GOAL:
Copy the records that follow exactly as written, but not their pictures.

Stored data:
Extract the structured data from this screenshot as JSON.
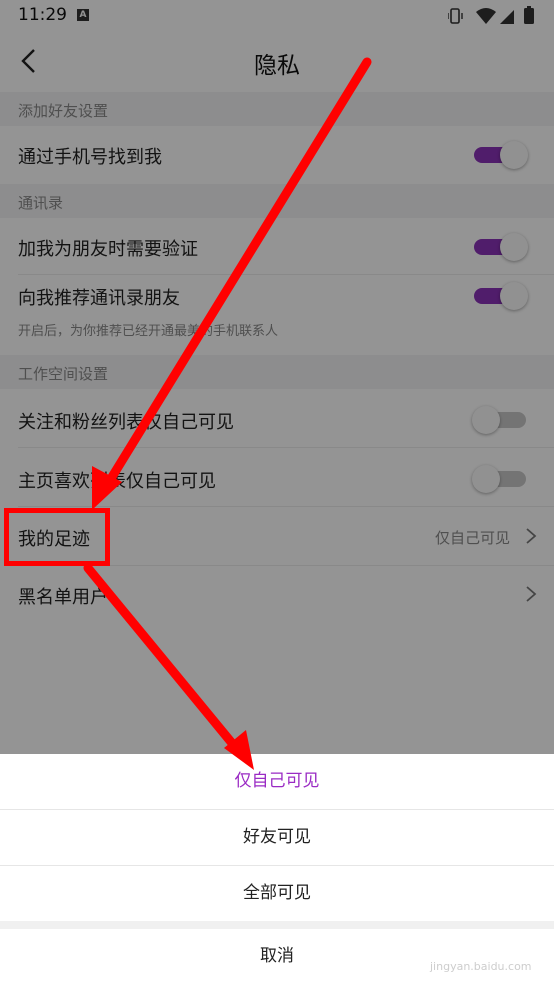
{
  "status": {
    "time": "11:29"
  },
  "header": {
    "title": "隐私"
  },
  "sections": [
    {
      "title": "添加好友设置"
    },
    {
      "title": "通讯录"
    },
    {
      "title": "工作空间设置"
    }
  ],
  "rows": {
    "find_by_phone": {
      "label": "通过手机号找到我",
      "toggle": "on"
    },
    "verify_friend": {
      "label": "加我为朋友时需要验证",
      "toggle": "on"
    },
    "recommend_contacts": {
      "label": "向我推荐通讯录朋友",
      "sub": "开启后，为你推荐已经开通最美的手机联系人",
      "toggle": "on"
    },
    "follow_list_private": {
      "label": "关注和粉丝列表仅自己可见",
      "toggle": "off"
    },
    "likes_private": {
      "label": "主页喜欢列表仅自己可见",
      "toggle": "off"
    },
    "footprints": {
      "label": "我的足迹",
      "value": "仅自己可见"
    },
    "blacklist": {
      "label": "黑名单用户"
    }
  },
  "sheet": {
    "options": [
      {
        "label": "仅自己可见",
        "selected": true
      },
      {
        "label": "好友可见",
        "selected": false
      },
      {
        "label": "全部可见",
        "selected": false
      }
    ],
    "cancel": "取消"
  },
  "colors": {
    "accent": "#8a32b8",
    "annotation": "#ff0000"
  },
  "watermark": {
    "brand": "Baidu",
    "sub": "jingyan.baidu.com"
  }
}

SOLUTION BELOW:
Extract the structured data from this screenshot as JSON.
{
  "status": {
    "time": "11:29"
  },
  "header": {
    "title": "隐私"
  },
  "sections": [
    {
      "title": "添加好友设置"
    },
    {
      "title": "通讯录"
    },
    {
      "title": "工作空间设置"
    }
  ],
  "rows": {
    "find_by_phone": {
      "label": "通过手机号找到我",
      "toggle": "on"
    },
    "verify_friend": {
      "label": "加我为朋友时需要验证",
      "toggle": "on"
    },
    "recommend_contacts": {
      "label": "向我推荐通讯录朋友",
      "sub": "开启后，为你推荐已经开通最美的手机联系人",
      "toggle": "on"
    },
    "follow_list_private": {
      "label": "关注和粉丝列表仅自己可见",
      "toggle": "off"
    },
    "likes_private": {
      "label": "主页喜欢列表仅自己可见",
      "toggle": "off"
    },
    "footprints": {
      "label": "我的足迹",
      "value": "仅自己可见"
    },
    "blacklist": {
      "label": "黑名单用户"
    }
  },
  "sheet": {
    "options": [
      {
        "label": "仅自己可见",
        "selected": true
      },
      {
        "label": "好友可见",
        "selected": false
      },
      {
        "label": "全部可见",
        "selected": false
      }
    ],
    "cancel": "取消"
  },
  "colors": {
    "accent": "#8a32b8",
    "annotation": "#ff0000"
  },
  "watermark": {
    "brand": "Baidu",
    "sub": "jingyan.baidu.com"
  }
}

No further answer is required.